● **Exercise requirements**
For each line in the data below that holds "männlich", return a copy.

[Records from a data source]
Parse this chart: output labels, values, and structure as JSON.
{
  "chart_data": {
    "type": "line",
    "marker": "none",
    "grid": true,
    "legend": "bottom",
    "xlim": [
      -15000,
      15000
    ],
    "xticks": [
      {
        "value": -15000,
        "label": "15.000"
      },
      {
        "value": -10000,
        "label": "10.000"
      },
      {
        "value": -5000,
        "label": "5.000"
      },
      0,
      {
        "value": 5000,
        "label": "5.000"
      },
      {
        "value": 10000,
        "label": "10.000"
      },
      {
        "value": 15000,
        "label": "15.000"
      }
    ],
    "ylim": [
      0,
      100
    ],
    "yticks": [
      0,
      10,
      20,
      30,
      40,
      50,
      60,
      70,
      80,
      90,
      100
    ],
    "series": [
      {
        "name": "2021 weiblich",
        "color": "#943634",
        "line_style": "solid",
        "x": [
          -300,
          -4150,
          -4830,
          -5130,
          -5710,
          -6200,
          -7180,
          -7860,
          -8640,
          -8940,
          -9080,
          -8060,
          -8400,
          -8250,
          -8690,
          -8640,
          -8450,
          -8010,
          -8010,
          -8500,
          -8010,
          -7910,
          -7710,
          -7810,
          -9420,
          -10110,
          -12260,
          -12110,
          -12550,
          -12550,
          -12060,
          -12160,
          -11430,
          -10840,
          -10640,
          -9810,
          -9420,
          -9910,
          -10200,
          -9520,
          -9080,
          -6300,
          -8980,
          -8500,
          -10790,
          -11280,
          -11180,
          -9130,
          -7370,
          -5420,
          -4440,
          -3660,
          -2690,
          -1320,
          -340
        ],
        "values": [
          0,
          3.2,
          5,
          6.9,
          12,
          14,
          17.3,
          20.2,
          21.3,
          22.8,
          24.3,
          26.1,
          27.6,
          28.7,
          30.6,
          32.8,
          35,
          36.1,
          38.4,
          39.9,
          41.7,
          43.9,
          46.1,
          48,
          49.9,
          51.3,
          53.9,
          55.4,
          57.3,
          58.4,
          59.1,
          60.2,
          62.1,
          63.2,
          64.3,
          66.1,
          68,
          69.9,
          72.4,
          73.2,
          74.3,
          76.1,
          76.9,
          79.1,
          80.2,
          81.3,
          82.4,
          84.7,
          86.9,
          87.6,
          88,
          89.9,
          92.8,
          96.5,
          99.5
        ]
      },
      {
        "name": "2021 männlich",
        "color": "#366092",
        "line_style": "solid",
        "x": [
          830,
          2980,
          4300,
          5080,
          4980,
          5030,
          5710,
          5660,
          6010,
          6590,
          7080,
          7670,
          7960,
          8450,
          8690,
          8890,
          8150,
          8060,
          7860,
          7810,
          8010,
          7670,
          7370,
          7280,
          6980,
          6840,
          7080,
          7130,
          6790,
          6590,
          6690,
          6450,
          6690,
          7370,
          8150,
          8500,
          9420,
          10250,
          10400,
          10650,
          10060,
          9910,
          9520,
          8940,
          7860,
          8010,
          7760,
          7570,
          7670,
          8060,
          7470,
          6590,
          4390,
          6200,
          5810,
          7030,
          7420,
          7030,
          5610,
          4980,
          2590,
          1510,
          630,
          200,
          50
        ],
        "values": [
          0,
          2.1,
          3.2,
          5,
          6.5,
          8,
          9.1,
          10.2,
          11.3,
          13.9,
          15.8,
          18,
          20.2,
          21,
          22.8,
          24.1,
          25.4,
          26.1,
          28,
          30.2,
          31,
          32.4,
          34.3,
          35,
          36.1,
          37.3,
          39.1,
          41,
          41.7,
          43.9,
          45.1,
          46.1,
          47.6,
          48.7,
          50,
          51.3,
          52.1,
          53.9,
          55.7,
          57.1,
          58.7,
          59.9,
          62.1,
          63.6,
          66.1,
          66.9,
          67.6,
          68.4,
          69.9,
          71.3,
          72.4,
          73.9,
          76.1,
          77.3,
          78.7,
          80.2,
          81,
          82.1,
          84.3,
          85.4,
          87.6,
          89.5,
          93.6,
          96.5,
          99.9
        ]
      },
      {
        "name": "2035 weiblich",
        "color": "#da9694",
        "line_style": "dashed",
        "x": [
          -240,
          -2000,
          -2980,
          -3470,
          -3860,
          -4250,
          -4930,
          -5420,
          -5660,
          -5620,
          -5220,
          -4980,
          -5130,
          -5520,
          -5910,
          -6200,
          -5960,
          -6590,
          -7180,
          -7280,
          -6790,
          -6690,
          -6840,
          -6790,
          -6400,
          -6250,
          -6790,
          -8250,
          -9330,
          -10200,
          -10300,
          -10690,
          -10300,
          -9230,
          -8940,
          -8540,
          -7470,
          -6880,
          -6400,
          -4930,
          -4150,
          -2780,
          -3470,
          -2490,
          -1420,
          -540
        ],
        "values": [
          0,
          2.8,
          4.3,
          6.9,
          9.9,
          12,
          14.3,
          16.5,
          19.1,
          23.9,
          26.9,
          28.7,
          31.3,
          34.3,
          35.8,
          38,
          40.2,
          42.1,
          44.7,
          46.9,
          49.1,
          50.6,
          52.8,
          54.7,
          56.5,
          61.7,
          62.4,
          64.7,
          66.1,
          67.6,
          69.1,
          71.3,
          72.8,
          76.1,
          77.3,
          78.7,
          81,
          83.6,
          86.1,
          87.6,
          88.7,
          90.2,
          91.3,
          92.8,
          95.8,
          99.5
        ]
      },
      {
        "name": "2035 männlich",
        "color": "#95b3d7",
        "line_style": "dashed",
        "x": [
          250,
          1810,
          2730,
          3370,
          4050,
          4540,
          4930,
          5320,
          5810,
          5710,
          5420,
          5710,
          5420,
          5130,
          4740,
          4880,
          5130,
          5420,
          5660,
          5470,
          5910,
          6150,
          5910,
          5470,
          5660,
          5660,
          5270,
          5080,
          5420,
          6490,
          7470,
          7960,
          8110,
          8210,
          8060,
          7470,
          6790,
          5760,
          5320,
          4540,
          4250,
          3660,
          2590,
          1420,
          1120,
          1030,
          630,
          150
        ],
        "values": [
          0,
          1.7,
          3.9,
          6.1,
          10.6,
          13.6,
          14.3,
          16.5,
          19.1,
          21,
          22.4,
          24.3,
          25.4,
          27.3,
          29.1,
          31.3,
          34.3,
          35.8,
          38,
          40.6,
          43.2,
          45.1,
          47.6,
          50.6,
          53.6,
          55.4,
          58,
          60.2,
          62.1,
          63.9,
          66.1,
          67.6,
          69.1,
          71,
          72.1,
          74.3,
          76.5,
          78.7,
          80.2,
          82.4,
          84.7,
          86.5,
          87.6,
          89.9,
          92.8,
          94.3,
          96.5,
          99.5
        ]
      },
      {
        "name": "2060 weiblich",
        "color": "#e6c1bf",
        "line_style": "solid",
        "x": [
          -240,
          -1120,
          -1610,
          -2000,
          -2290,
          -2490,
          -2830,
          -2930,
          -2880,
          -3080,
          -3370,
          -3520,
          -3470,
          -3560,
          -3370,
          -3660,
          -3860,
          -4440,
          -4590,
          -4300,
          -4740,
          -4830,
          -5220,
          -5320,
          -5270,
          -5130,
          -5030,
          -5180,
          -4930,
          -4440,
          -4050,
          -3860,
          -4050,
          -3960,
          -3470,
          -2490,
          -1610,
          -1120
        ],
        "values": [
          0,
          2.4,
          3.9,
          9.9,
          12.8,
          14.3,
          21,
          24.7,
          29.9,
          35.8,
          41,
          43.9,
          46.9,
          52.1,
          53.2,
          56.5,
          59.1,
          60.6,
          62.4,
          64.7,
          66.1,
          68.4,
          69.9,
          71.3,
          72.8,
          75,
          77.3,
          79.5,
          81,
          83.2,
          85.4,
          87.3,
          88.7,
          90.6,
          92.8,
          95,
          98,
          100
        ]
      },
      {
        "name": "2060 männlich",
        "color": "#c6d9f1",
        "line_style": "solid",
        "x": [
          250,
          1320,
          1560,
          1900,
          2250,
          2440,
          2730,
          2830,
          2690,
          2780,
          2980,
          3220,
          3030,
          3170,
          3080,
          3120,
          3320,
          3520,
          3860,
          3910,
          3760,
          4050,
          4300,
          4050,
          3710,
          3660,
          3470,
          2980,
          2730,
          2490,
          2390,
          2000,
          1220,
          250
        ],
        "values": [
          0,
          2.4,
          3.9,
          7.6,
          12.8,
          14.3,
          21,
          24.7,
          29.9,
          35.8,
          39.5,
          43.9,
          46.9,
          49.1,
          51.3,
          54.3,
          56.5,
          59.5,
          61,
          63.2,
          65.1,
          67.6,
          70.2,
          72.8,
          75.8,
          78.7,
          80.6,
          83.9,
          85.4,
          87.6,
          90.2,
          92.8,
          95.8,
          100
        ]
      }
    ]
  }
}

● **The answer**
        "name": "2021 männlich",
        "name": "2035 männlich",
        "name": "2060 männlich",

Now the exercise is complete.